__Stated exercise__:
Reproduce every entry below precisely. Pictures are excluded from the copy.

__Provided data__:
-- BEGIN --

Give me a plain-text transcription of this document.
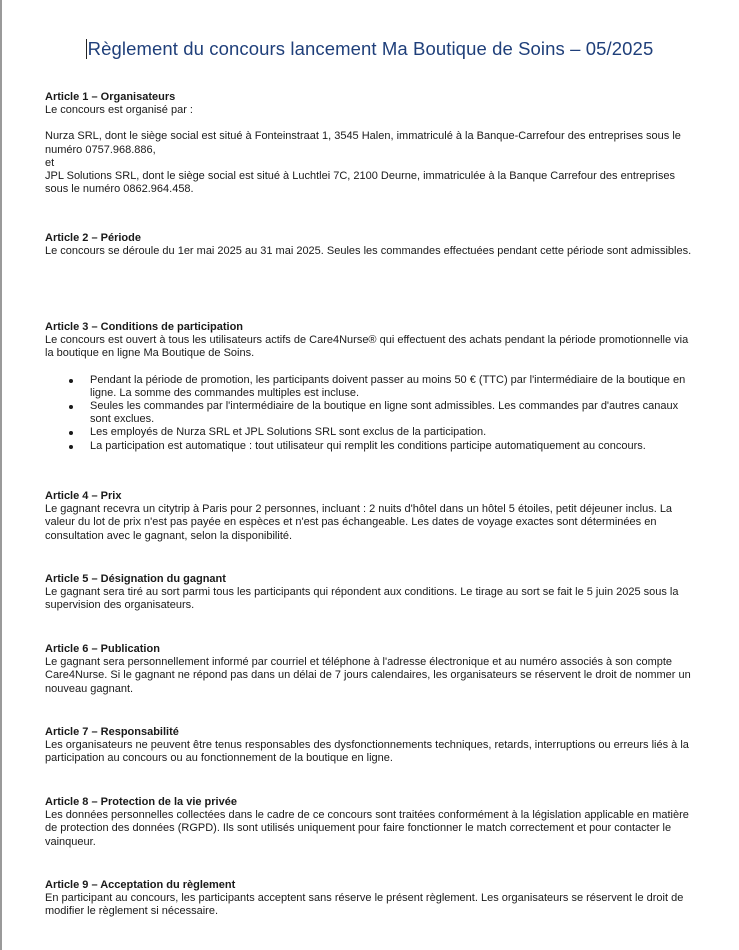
Règlement du concours lancement Ma Boutique de Soins – 05/2025
Article 1 – Organisateurs

Le concours est organisé par :

Nurza SRL, dont le siège social est situé à Fonteinstraat 1, 3545 Halen, immatriculé à la Banque-Carrefour des entreprises sous le numéro 0757.968.886,

et

JPL Solutions SRL, dont le siège social est situé à Luchtlei 7C, 2100 Deurne, immatriculée à la Banque Carrefour des entreprises sous le numéro 0862.964.458.

Article 2 – Période

Le concours se déroule du 1er mai 2025 au 31 mai 2025. Seules les commandes effectuées pendant cette période sont admissibles.

Article 3 – Conditions de participation

Le concours est ouvert à tous les utilisateurs actifs de Care4Nurse® qui effectuent des achats pendant la période promotionnelle via la boutique en ligne Ma Boutique de Soins.

Pendant la période de promotion, les participants doivent passer au moins 50 € (TTC) par l'intermédiaire de la boutique en ligne. La somme des commandes multiples est incluse.
Seules les commandes par l'intermédiaire de la boutique en ligne sont admissibles. Les commandes par d'autres canaux sont exclues.
Les employés de Nurza SRL et JPL Solutions SRL sont exclus de la participation.
La participation est automatique : tout utilisateur qui remplit les conditions participe automatiquement au concours.
Article 4 – Prix

Le gagnant recevra un citytrip à Paris pour 2 personnes, incluant : 2 nuits d'hôtel dans un hôtel 5 étoiles, petit déjeuner inclus. La valeur du lot de prix n'est pas payée en espèces et n'est pas échangeable. Les dates de voyage exactes sont déterminées en consultation avec le gagnant, selon la disponibilité.

Article 5 – Désignation du gagnant

Le gagnant sera tiré au sort parmi tous les participants qui répondent aux conditions. Le tirage au sort se fait le 5 juin 2025 sous la supervision des organisateurs.

Article 6 – Publication

Le gagnant sera personnellement informé par courriel et téléphone à l'adresse électronique et au numéro associés à son compte Care4Nurse. Si le gagnant ne répond pas dans un délai de 7 jours calendaires, les organisateurs se réservent le droit de nommer un nouveau gagnant.

Article 7 – Responsabilité

Les organisateurs ne peuvent être tenus responsables des dysfonctionnements techniques, retards, interruptions ou erreurs liés à la participation au concours ou au fonctionnement de la boutique en ligne.

Article 8 – Protection de la vie privée

Les données personnelles collectées dans le cadre de ce concours sont traitées conformément à la législation applicable en matière de protection des données (RGPD). Ils sont utilisés uniquement pour faire fonctionner le match correctement et pour contacter le vainqueur.

Article 9 – Acceptation du règlement

En participant au concours, les participants acceptent sans réserve le présent règlement. Les organisateurs se réservent le droit de modifier le règlement si nécessaire.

-- END --

__Output of the task__:
Give me a plain-text transcription of this document.
Règlement du concours lancement Ma Boutique de Soins – 05/2025
Article 1 – Organisateurs

Le concours est organisé par :

Nurza SRL, dont le siège social est situé à Fonteinstraat 1, 3545 Halen, immatriculé à la Banque-Carrefour des entreprises sous le numéro 0757.968.886,

et

JPL Solutions SRL, dont le siège social est situé à Luchtlei 7C, 2100 Deurne, immatriculée à la Banque Carrefour des entreprises sous le numéro 0862.964.458.

Article 2 – Période

Le concours se déroule du 1er mai 2025 au 31 mai 2025. Seules les commandes effectuées pendant cette période sont admissibles.

Article 3 – Conditions de participation

Le concours est ouvert à tous les utilisateurs actifs de Care4Nurse® qui effectuent des achats pendant la période promotionnelle via la boutique en ligne Ma Boutique de Soins.

Pendant la période de promotion, les participants doivent passer au moins 50 € (TTC) par l'intermédiaire de la boutique en ligne. La somme des commandes multiples est incluse.
Seules les commandes par l'intermédiaire de la boutique en ligne sont admissibles. Les commandes par d'autres canaux sont exclues.
Les employés de Nurza SRL et JPL Solutions SRL sont exclus de la participation.
La participation est automatique : tout utilisateur qui remplit les conditions participe automatiquement au concours.
Article 4 – Prix

Le gagnant recevra un citytrip à Paris pour 2 personnes, incluant : 2 nuits d'hôtel dans un hôtel 5 étoiles, petit déjeuner inclus. La valeur du lot de prix n'est pas payée en espèces et n'est pas échangeable. Les dates de voyage exactes sont déterminées en consultation avec le gagnant, selon la disponibilité.

Article 5 – Désignation du gagnant

Le gagnant sera tiré au sort parmi tous les participants qui répondent aux conditions. Le tirage au sort se fait le 5 juin 2025 sous la supervision des organisateurs.

Article 6 – Publication

Le gagnant sera personnellement informé par courriel et téléphone à l'adresse électronique et au numéro associés à son compte Care4Nurse. Si le gagnant ne répond pas dans un délai de 7 jours calendaires, les organisateurs se réservent le droit de nommer un nouveau gagnant.

Article 7 – Responsabilité

Les organisateurs ne peuvent être tenus responsables des dysfonctionnements techniques, retards, interruptions ou erreurs liés à la participation au concours ou au fonctionnement de la boutique en ligne.

Article 8 – Protection de la vie privée

Les données personnelles collectées dans le cadre de ce concours sont traitées conformément à la législation applicable en matière de protection des données (RGPD). Ils sont utilisés uniquement pour faire fonctionner le match correctement et pour contacter le vainqueur.

Article 9 – Acceptation du règlement

En participant au concours, les participants acceptent sans réserve le présent règlement. Les organisateurs se réservent le droit de modifier le règlement si nécessaire.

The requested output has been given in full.